[What is being asked]
Give every line back verbatim, dropping all images.

··· Extracted records

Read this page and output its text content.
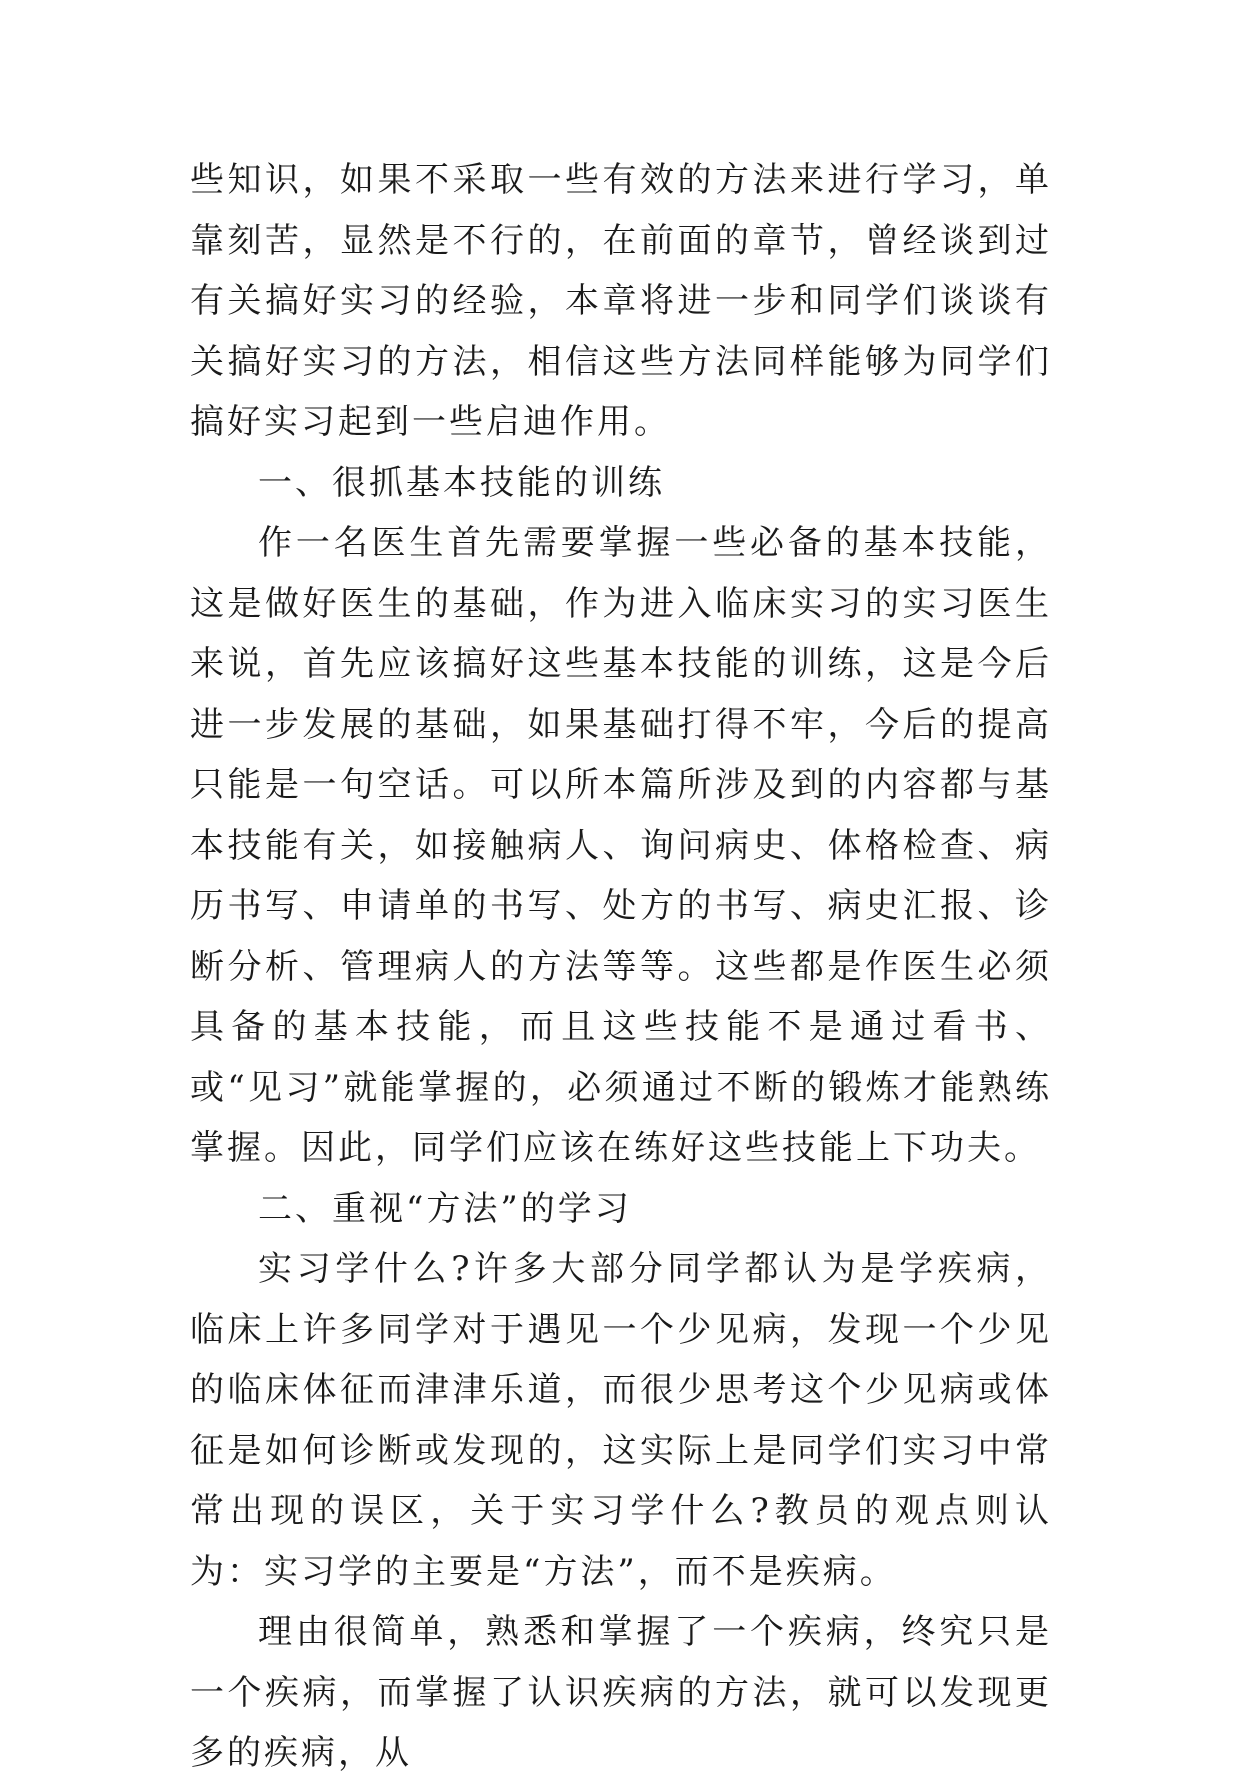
些知识，如果不采取一些有效的方法来进行学习，单靠刻苦，显然是不行的，在前面的章节，曾经谈到过有关搞好实习的经验，本章将进一步和同学们谈谈有关搞好实习的方法，相信这些方法同样能够为同学们搞好实习起到一些启迪作用。

一、很抓基本技能的训练

作一名医生首先需要掌握一些必备的基本技能，这是做好医生的基础，作为进入临床实习的实习医生来说，首先应该搞好这些基本技能的训练，这是今后进一步发展的基础，如果基础打得不牢，今后的提高只能是一句空话。可以所本篇所涉及到的内容都与基本技能有关，如接触病人、询问病史、体格检查、病历书写、申请单的书写、处方的书写、病史汇报、诊断分析、管理病人的方法等等。这些都是作医生必须具备的基本技能，而且这些技能不是通过看书、或“见习”就能掌握的，必须通过不断的锻炼才能熟练掌握。因此，同学们应该在练好这些技能上下功夫。

二、重视“方法”的学习

实习学什么?许多大部分同学都认为是学疾病，临床上许多同学对于遇见一个少见病，发现一个少见的临床体征而津津乐道，而很少思考这个少见病或体征是如何诊断或发现的，这实际上是同学们实习中常常出现的误区，关于实习学什么?教员的观点则认为：实习学的主要是“方法”，而不是疾病。

理由很简单，熟悉和掌握了一个疾病，终究只是一个疾病，而掌握了认识疾病的方法，就可以发现更多的疾病，从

······

[Exercise answer]
Read this page and output its text content.
些知识，如果不采取一些有效的方法来进行学习，单靠刻苦，显然是不行的，在前面的章节，曾经谈到过有关搞好实习的经验，本章将进一步和同学们谈谈有关搞好实习的方法，相信这些方法同样能够为同学们搞好实习起到一些启迪作用。

一、很抓基本技能的训练

作一名医生首先需要掌握一些必备的基本技能，这是做好医生的基础，作为进入临床实习的实习医生来说，首先应该搞好这些基本技能的训练，这是今后进一步发展的基础，如果基础打得不牢，今后的提高只能是一句空话。可以所本篇所涉及到的内容都与基本技能有关，如接触病人、询问病史、体格检查、病历书写、申请单的书写、处方的书写、病史汇报、诊断分析、管理病人的方法等等。这些都是作医生必须具备的基本技能，而且这些技能不是通过看书、或“见习”就能掌握的，必须通过不断的锻炼才能熟练掌握。因此，同学们应该在练好这些技能上下功夫。

二、重视“方法”的学习

实习学什么?许多大部分同学都认为是学疾病，临床上许多同学对于遇见一个少见病，发现一个少见的临床体征而津津乐道，而很少思考这个少见病或体征是如何诊断或发现的，这实际上是同学们实习中常常出现的误区，关于实习学什么?教员的观点则认为：实习学的主要是“方法”，而不是疾病。

理由很简单，熟悉和掌握了一个疾病，终究只是一个疾病，而掌握了认识疾病的方法，就可以发现更多的疾病，从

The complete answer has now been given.